Exercise: Update the listing so every occurrence of "Radiant Life" becomes "Bright Path", keeping all other lines unchanged.

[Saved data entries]
***

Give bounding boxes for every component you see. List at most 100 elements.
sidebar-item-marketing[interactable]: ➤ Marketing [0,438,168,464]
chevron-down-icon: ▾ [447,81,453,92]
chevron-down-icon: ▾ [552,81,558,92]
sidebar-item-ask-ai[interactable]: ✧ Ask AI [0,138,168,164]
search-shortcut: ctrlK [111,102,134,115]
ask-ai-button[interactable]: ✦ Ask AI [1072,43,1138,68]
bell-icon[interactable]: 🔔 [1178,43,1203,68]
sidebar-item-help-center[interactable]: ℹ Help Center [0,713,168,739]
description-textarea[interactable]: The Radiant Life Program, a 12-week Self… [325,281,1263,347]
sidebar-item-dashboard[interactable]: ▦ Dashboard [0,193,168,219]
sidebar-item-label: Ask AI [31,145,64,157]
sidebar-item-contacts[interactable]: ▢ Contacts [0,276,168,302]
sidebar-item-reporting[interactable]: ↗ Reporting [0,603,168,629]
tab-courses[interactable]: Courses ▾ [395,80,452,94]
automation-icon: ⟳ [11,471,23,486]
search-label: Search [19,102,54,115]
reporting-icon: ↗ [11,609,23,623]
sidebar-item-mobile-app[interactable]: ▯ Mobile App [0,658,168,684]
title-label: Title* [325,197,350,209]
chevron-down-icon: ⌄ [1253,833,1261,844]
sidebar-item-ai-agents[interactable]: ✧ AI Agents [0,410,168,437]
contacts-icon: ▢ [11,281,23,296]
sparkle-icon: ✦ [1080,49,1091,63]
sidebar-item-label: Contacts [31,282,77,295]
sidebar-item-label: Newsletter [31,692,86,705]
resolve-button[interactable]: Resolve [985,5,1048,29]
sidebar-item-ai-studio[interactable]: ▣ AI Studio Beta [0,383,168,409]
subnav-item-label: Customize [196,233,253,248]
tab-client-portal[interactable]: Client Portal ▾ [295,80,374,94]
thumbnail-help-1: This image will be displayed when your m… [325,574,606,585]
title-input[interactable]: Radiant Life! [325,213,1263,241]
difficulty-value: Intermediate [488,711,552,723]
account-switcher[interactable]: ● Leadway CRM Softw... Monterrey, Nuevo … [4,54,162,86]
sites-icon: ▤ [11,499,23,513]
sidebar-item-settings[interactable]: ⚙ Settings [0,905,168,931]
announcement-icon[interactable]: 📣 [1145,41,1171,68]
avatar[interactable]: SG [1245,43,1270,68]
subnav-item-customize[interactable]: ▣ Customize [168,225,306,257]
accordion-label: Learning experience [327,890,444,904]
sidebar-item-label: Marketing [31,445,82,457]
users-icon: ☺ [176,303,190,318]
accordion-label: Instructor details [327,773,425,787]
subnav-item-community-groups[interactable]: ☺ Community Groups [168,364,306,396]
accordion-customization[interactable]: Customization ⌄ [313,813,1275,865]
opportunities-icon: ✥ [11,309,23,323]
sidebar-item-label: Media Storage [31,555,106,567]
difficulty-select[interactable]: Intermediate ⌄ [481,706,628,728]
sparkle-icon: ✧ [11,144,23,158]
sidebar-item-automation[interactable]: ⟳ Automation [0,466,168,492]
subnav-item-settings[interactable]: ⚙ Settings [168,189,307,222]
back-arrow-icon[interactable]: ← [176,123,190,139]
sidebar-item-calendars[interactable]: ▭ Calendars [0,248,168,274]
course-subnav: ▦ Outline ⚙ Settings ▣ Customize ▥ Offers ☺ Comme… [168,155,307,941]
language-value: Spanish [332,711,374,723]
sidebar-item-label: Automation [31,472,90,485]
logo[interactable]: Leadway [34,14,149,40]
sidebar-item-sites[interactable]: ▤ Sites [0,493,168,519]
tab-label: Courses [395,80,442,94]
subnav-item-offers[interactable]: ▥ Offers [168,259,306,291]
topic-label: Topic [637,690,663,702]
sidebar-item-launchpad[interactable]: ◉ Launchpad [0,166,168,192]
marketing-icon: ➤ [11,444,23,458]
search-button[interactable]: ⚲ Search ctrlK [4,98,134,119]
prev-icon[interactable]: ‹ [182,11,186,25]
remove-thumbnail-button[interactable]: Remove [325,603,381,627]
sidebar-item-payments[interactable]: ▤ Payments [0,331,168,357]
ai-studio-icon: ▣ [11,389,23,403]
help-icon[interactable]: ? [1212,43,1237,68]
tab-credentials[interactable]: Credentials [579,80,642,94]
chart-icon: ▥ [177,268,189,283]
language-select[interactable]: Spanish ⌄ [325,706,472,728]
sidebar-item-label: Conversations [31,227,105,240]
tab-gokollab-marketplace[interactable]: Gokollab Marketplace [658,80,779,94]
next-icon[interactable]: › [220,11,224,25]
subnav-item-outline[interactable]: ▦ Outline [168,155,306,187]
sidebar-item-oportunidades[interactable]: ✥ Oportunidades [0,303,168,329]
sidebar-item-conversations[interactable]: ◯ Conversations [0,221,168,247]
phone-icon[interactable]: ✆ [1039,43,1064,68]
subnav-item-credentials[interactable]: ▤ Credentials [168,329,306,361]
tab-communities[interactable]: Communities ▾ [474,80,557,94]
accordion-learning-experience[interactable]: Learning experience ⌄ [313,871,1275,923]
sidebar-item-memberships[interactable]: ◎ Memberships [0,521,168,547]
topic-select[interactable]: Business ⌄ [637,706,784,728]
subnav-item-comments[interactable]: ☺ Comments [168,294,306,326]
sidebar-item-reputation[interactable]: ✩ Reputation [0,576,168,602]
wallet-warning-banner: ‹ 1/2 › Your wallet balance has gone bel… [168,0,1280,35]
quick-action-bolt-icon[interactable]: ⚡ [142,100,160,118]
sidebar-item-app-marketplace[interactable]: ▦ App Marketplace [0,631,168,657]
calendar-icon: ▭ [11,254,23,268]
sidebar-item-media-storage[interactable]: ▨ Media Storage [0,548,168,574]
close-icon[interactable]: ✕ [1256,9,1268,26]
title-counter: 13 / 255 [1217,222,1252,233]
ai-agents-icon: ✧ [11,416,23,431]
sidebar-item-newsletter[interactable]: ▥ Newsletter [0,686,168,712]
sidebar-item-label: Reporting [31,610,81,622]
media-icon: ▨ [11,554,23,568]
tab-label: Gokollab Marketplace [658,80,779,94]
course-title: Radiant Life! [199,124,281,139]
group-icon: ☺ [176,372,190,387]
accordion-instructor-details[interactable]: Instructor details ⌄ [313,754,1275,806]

***

Final result:
Give bounding boxes for every component you see. List at most 100 elements.
sidebar-item-marketing[interactable]: ➤ Marketing [0,438,168,464]
chevron-down-icon: ▾ [447,81,453,92]
chevron-down-icon: ▾ [552,81,558,92]
sidebar-item-ask-ai[interactable]: ✧ Ask AI [0,138,168,164]
search-shortcut: ctrlK [111,102,134,115]
ask-ai-button[interactable]: ✦ Ask AI [1072,43,1138,68]
bell-icon[interactable]: 🔔 [1178,43,1203,68]
sidebar-item-help-center[interactable]: ℹ Help Center [0,713,168,739]
description-textarea[interactable]: The Bright Path Program, a 12-week Self… [325,281,1263,347]
sidebar-item-dashboard[interactable]: ▦ Dashboard [0,193,168,219]
sidebar-item-label: Ask AI [31,145,64,157]
sidebar-item-contacts[interactable]: ▢ Contacts [0,276,168,302]
sidebar-item-reporting[interactable]: ↗ Reporting [0,603,168,629]
tab-courses[interactable]: Courses ▾ [395,80,452,94]
automation-icon: ⟳ [11,471,23,486]
search-label: Search [19,102,54,115]
reporting-icon: ↗ [11,609,23,623]
sidebar-item-mobile-app[interactable]: ▯ Mobile App [0,658,168,684]
title-label: Title* [325,197,350,209]
chevron-down-icon: ⌄ [1253,833,1261,844]
sidebar-item-ai-agents[interactable]: ✧ AI Agents [0,410,168,437]
contacts-icon: ▢ [11,281,23,296]
sparkle-icon: ✦ [1080,49,1091,63]
sidebar-item-label: Contacts [31,282,77,295]
sidebar-item-label: Newsletter [31,692,86,705]
resolve-button[interactable]: Resolve [985,5,1048,29]
sidebar-item-ai-studio[interactable]: ▣ AI Studio Beta [0,383,168,409]
subnav-item-label: Customize [196,233,253,248]
tab-client-portal[interactable]: Client Portal ▾ [295,80,374,94]
thumbnail-help-1: This image will be displayed when your m… [325,574,606,585]
title-input[interactable]: Bright Path! [325,213,1263,241]
difficulty-value: Intermediate [488,711,552,723]
account-switcher[interactable]: ● Leadway CRM Softw... Monterrey, Nuevo … [4,54,162,86]
sites-icon: ▤ [11,499,23,513]
sidebar-item-settings[interactable]: ⚙ Settings [0,905,168,931]
announcement-icon[interactable]: 📣 [1145,41,1171,68]
avatar[interactable]: SG [1245,43,1270,68]
subnav-item-customize[interactable]: ▣ Customize [168,225,306,257]
accordion-label: Learning experience [327,890,444,904]
sidebar-item-label: Marketing [31,445,82,457]
users-icon: ☺ [176,303,190,318]
accordion-label: Instructor details [327,773,425,787]
subnav-item-community-groups[interactable]: ☺ Community Groups [168,364,306,396]
accordion-customization[interactable]: Customization ⌄ [313,813,1275,865]
opportunities-icon: ✥ [11,309,23,323]
sidebar-item-label: Media Storage [31,555,106,567]
difficulty-select[interactable]: Intermediate ⌄ [481,706,628,728]
sparkle-icon: ✧ [11,144,23,158]
sidebar-item-automation[interactable]: ⟳ Automation [0,466,168,492]
subnav-item-settings[interactable]: ⚙ Settings [168,189,307,222]
back-arrow-icon[interactable]: ← [176,123,190,139]
sidebar-item-calendars[interactable]: ▭ Calendars [0,248,168,274]
course-subnav: ▦ Outline ⚙ Settings ▣ Customize ▥ Offers ☺ Comme… [168,155,307,941]
language-value: Spanish [332,711,374,723]
sidebar-item-label: Automation [31,472,90,485]
logo[interactable]: Leadway [34,14,149,40]
sidebar-item-sites[interactable]: ▤ Sites [0,493,168,519]
tab-label: Courses [395,80,442,94]
subnav-item-offers[interactable]: ▥ Offers [168,259,306,291]
topic-label: Topic [637,690,663,702]
sidebar-item-launchpad[interactable]: ◉ Launchpad [0,166,168,192]
marketing-icon: ➤ [11,444,23,458]
search-button[interactable]: ⚲ Search ctrlK [4,98,134,119]
prev-icon[interactable]: ‹ [182,11,186,25]
remove-thumbnail-button[interactable]: Remove [325,603,381,627]
sidebar-item-payments[interactable]: ▤ Payments [0,331,168,357]
ai-studio-icon: ▣ [11,389,23,403]
help-icon[interactable]: ? [1212,43,1237,68]
tab-credentials[interactable]: Credentials [579,80,642,94]
chart-icon: ▥ [177,268,189,283]
language-select[interactable]: Spanish ⌄ [325,706,472,728]
sidebar-item-label: Conversations [31,227,105,240]
tab-gokollab-marketplace[interactable]: Gokollab Marketplace [658,80,779,94]
next-icon[interactable]: › [220,11,224,25]
subnav-item-outline[interactable]: ▦ Outline [168,155,306,187]
sidebar-item-oportunidades[interactable]: ✥ Oportunidades [0,303,168,329]
sidebar-item-conversations[interactable]: ◯ Conversations [0,221,168,247]
phone-icon[interactable]: ✆ [1039,43,1064,68]
subnav-item-credentials[interactable]: ▤ Credentials [168,329,306,361]
tab-communities[interactable]: Communities ▾ [474,80,557,94]
accordion-learning-experience[interactable]: Learning experience ⌄ [313,871,1275,923]
sidebar-item-memberships[interactable]: ◎ Memberships [0,521,168,547]
topic-select[interactable]: Business ⌄ [637,706,784,728]
subnav-item-comments[interactable]: ☺ Comments [168,294,306,326]
sidebar-item-reputation[interactable]: ✩ Reputation [0,576,168,602]
wallet-warning-banner: ‹ 1/2 › Your wallet balance has gone bel… [168,0,1280,35]
quick-action-bolt-icon[interactable]: ⚡ [142,100,160,118]
sidebar-item-app-marketplace[interactable]: ▦ App Marketplace [0,631,168,657]
calendar-icon: ▭ [11,254,23,268]
sidebar-item-media-storage[interactable]: ▨ Media Storage [0,548,168,574]
close-icon[interactable]: ✕ [1256,9,1268,26]
title-counter: 13 / 255 [1217,222,1252,233]
ai-agents-icon: ✧ [11,416,23,431]
sidebar-item-newsletter[interactable]: ▥ Newsletter [0,686,168,712]
sidebar-item-label: Reporting [31,610,81,622]
media-icon: ▨ [11,554,23,568]
tab-label: Gokollab Marketplace [658,80,779,94]
course-title: Bright Path! [199,124,281,139]
group-icon: ☺ [176,372,190,387]
accordion-instructor-details[interactable]: Instructor details ⌄ [313,754,1275,806]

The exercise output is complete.